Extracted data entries

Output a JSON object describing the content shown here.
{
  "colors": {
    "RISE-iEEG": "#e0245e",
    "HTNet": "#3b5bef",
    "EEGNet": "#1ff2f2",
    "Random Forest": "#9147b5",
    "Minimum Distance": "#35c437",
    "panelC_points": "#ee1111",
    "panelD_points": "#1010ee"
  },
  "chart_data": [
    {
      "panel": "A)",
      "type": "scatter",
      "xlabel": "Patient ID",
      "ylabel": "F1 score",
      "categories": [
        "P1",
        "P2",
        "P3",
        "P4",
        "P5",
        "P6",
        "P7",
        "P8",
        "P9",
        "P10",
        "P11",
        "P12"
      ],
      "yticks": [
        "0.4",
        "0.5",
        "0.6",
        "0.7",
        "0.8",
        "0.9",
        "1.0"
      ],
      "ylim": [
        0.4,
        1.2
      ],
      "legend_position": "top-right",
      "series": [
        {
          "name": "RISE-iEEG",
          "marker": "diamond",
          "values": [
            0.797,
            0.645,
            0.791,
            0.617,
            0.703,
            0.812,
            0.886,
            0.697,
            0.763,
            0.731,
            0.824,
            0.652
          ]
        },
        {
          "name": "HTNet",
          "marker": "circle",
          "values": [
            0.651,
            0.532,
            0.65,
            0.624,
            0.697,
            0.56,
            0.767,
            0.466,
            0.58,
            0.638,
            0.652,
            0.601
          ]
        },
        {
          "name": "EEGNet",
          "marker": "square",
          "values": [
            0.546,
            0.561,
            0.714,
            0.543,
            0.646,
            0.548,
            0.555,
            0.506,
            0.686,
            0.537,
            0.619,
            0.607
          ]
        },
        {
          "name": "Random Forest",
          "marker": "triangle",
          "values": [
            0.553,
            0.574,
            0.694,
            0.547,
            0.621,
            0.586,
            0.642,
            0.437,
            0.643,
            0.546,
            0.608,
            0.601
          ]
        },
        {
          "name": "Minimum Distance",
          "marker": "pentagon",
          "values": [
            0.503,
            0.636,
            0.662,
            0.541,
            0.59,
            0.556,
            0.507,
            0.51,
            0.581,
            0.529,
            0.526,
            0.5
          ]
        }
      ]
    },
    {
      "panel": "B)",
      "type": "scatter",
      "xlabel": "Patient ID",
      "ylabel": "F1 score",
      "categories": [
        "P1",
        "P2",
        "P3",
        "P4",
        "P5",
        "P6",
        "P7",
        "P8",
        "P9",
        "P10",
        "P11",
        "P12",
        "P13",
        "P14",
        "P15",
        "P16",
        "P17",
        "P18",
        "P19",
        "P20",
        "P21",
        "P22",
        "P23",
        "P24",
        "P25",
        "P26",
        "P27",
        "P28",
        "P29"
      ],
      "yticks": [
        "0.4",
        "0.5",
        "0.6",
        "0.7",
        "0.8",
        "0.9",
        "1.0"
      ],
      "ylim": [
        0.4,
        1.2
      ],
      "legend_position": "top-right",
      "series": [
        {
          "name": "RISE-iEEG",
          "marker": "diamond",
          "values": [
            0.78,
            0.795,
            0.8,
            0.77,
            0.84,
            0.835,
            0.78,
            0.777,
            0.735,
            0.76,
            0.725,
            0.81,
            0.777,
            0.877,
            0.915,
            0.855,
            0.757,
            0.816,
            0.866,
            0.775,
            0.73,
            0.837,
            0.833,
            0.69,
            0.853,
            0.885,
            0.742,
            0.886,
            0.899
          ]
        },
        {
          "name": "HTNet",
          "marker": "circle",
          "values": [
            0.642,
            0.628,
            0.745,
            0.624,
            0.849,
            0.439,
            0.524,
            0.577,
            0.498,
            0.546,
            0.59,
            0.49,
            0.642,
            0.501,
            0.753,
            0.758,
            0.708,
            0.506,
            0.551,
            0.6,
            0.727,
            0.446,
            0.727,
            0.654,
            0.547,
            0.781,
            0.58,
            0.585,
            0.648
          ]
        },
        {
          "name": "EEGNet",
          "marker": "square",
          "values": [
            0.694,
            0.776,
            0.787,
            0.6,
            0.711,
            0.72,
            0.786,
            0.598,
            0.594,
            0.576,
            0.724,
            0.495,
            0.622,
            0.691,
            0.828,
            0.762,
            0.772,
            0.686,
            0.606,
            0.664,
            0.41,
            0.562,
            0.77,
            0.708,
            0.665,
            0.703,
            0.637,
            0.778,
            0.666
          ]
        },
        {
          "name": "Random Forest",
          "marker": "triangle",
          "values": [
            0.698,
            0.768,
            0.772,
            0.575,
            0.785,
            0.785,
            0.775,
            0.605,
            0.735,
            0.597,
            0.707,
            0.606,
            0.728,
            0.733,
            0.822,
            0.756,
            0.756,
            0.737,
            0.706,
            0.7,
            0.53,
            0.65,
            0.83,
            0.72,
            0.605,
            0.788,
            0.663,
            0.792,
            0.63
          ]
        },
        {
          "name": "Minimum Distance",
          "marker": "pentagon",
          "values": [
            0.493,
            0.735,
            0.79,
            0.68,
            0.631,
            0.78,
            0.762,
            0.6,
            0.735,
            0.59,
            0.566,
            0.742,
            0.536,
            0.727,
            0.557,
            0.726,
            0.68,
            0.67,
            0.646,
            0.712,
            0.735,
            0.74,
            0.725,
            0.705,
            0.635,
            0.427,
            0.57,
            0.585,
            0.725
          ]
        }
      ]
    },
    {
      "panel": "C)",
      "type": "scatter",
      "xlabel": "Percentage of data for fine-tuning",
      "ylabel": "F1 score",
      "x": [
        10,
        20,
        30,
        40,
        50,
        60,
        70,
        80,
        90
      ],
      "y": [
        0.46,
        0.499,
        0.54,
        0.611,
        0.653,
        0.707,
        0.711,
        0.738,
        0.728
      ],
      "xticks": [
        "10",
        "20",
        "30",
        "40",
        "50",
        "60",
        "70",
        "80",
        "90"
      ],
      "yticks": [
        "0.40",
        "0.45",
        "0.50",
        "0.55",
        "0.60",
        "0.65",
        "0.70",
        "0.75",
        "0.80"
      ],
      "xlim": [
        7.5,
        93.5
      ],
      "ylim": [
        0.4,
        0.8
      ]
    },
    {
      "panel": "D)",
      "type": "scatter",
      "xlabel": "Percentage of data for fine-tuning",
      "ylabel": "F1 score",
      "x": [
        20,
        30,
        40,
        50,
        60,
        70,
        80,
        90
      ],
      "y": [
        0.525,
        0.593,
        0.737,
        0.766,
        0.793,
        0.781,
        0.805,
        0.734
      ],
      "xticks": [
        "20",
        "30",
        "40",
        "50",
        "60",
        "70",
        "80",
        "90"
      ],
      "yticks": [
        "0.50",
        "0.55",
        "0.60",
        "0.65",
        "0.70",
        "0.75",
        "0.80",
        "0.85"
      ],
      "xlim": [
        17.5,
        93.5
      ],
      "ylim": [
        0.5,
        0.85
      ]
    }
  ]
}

## EXERCISE REQUIREMENTS
Repeat each record exactly. Omit nothing.

## REPLY
Output a JSON object describing the content shown here.
{
  "colors": {
    "RISE-iEEG": "#e0245e",
    "HTNet": "#3b5bef",
    "EEGNet": "#1ff2f2",
    "Random Forest": "#9147b5",
    "Minimum Distance": "#35c437",
    "panelC_points": "#ee1111",
    "panelD_points": "#1010ee"
  },
  "chart_data": [
    {
      "panel": "A)",
      "type": "scatter",
      "xlabel": "Patient ID",
      "ylabel": "F1 score",
      "categories": [
        "P1",
        "P2",
        "P3",
        "P4",
        "P5",
        "P6",
        "P7",
        "P8",
        "P9",
        "P10",
        "P11",
        "P12"
      ],
      "yticks": [
        "0.4",
        "0.5",
        "0.6",
        "0.7",
        "0.8",
        "0.9",
        "1.0"
      ],
      "ylim": [
        0.4,
        1.2
      ],
      "legend_position": "top-right",
      "series": [
        {
          "name": "RISE-iEEG",
          "marker": "diamond",
          "values": [
            0.797,
            0.645,
            0.791,
            0.617,
            0.703,
            0.812,
            0.886,
            0.697,
            0.763,
            0.731,
            0.824,
            0.652
          ]
        },
        {
          "name": "HTNet",
          "marker": "circle",
          "values": [
            0.651,
            0.532,
            0.65,
            0.624,
            0.697,
            0.56,
            0.767,
            0.466,
            0.58,
            0.638,
            0.652,
            0.601
          ]
        },
        {
          "name": "EEGNet",
          "marker": "square",
          "values": [
            0.546,
            0.561,
            0.714,
            0.543,
            0.646,
            0.548,
            0.555,
            0.506,
            0.686,
            0.537,
            0.619,
            0.607
          ]
        },
        {
          "name": "Random Forest",
          "marker": "triangle",
          "values": [
            0.553,
            0.574,
            0.694,
            0.547,
            0.621,
            0.586,
            0.642,
            0.437,
            0.643,
            0.546,
            0.608,
            0.601
          ]
        },
        {
          "name": "Minimum Distance",
          "marker": "pentagon",
          "values": [
            0.503,
            0.636,
            0.662,
            0.541,
            0.59,
            0.556,
            0.507,
            0.51,
            0.581,
            0.529,
            0.526,
            0.5
          ]
        }
      ]
    },
    {
      "panel": "B)",
      "type": "scatter",
      "xlabel": "Patient ID",
      "ylabel": "F1 score",
      "categories": [
        "P1",
        "P2",
        "P3",
        "P4",
        "P5",
        "P6",
        "P7",
        "P8",
        "P9",
        "P10",
        "P11",
        "P12",
        "P13",
        "P14",
        "P15",
        "P16",
        "P17",
        "P18",
        "P19",
        "P20",
        "P21",
        "P22",
        "P23",
        "P24",
        "P25",
        "P26",
        "P27",
        "P28",
        "P29"
      ],
      "yticks": [
        "0.4",
        "0.5",
        "0.6",
        "0.7",
        "0.8",
        "0.9",
        "1.0"
      ],
      "ylim": [
        0.4,
        1.2
      ],
      "legend_position": "top-right",
      "series": [
        {
          "name": "RISE-iEEG",
          "marker": "diamond",
          "values": [
            0.78,
            0.795,
            0.8,
            0.77,
            0.84,
            0.835,
            0.78,
            0.777,
            0.735,
            0.76,
            0.725,
            0.81,
            0.777,
            0.877,
            0.915,
            0.855,
            0.757,
            0.816,
            0.866,
            0.775,
            0.73,
            0.837,
            0.833,
            0.69,
            0.853,
            0.885,
            0.742,
            0.886,
            0.899
          ]
        },
        {
          "name": "HTNet",
          "marker": "circle",
          "values": [
            0.642,
            0.628,
            0.745,
            0.624,
            0.849,
            0.439,
            0.524,
            0.577,
            0.498,
            0.546,
            0.59,
            0.49,
            0.642,
            0.501,
            0.753,
            0.758,
            0.708,
            0.506,
            0.551,
            0.6,
            0.727,
            0.446,
            0.727,
            0.654,
            0.547,
            0.781,
            0.58,
            0.585,
            0.648
          ]
        },
        {
          "name": "EEGNet",
          "marker": "square",
          "values": [
            0.694,
            0.776,
            0.787,
            0.6,
            0.711,
            0.72,
            0.786,
            0.598,
            0.594,
            0.576,
            0.724,
            0.495,
            0.622,
            0.691,
            0.828,
            0.762,
            0.772,
            0.686,
            0.606,
            0.664,
            0.41,
            0.562,
            0.77,
            0.708,
            0.665,
            0.703,
            0.637,
            0.778,
            0.666
          ]
        },
        {
          "name": "Random Forest",
          "marker": "triangle",
          "values": [
            0.698,
            0.768,
            0.772,
            0.575,
            0.785,
            0.785,
            0.775,
            0.605,
            0.735,
            0.597,
            0.707,
            0.606,
            0.728,
            0.733,
            0.822,
            0.756,
            0.756,
            0.737,
            0.706,
            0.7,
            0.53,
            0.65,
            0.83,
            0.72,
            0.605,
            0.788,
            0.663,
            0.792,
            0.63
          ]
        },
        {
          "name": "Minimum Distance",
          "marker": "pentagon",
          "values": [
            0.493,
            0.735,
            0.79,
            0.68,
            0.631,
            0.78,
            0.762,
            0.6,
            0.735,
            0.59,
            0.566,
            0.742,
            0.536,
            0.727,
            0.557,
            0.726,
            0.68,
            0.67,
            0.646,
            0.712,
            0.735,
            0.74,
            0.725,
            0.705,
            0.635,
            0.427,
            0.57,
            0.585,
            0.725
          ]
        }
      ]
    },
    {
      "panel": "C)",
      "type": "scatter",
      "xlabel": "Percentage of data for fine-tuning",
      "ylabel": "F1 score",
      "x": [
        10,
        20,
        30,
        40,
        50,
        60,
        70,
        80,
        90
      ],
      "y": [
        0.46,
        0.499,
        0.54,
        0.611,
        0.653,
        0.707,
        0.711,
        0.738,
        0.728
      ],
      "xticks": [
        "10",
        "20",
        "30",
        "40",
        "50",
        "60",
        "70",
        "80",
        "90"
      ],
      "yticks": [
        "0.40",
        "0.45",
        "0.50",
        "0.55",
        "0.60",
        "0.65",
        "0.70",
        "0.75",
        "0.80"
      ],
      "xlim": [
        7.5,
        93.5
      ],
      "ylim": [
        0.4,
        0.8
      ]
    },
    {
      "panel": "D)",
      "type": "scatter",
      "xlabel": "Percentage of data for fine-tuning",
      "ylabel": "F1 score",
      "x": [
        20,
        30,
        40,
        50,
        60,
        70,
        80,
        90
      ],
      "y": [
        0.525,
        0.593,
        0.737,
        0.766,
        0.793,
        0.781,
        0.805,
        0.734
      ],
      "xticks": [
        "20",
        "30",
        "40",
        "50",
        "60",
        "70",
        "80",
        "90"
      ],
      "yticks": [
        "0.50",
        "0.55",
        "0.60",
        "0.65",
        "0.70",
        "0.75",
        "0.80",
        "0.85"
      ],
      "xlim": [
        17.5,
        93.5
      ],
      "ylim": [
        0.5,
        0.85
      ]
    }
  ]
}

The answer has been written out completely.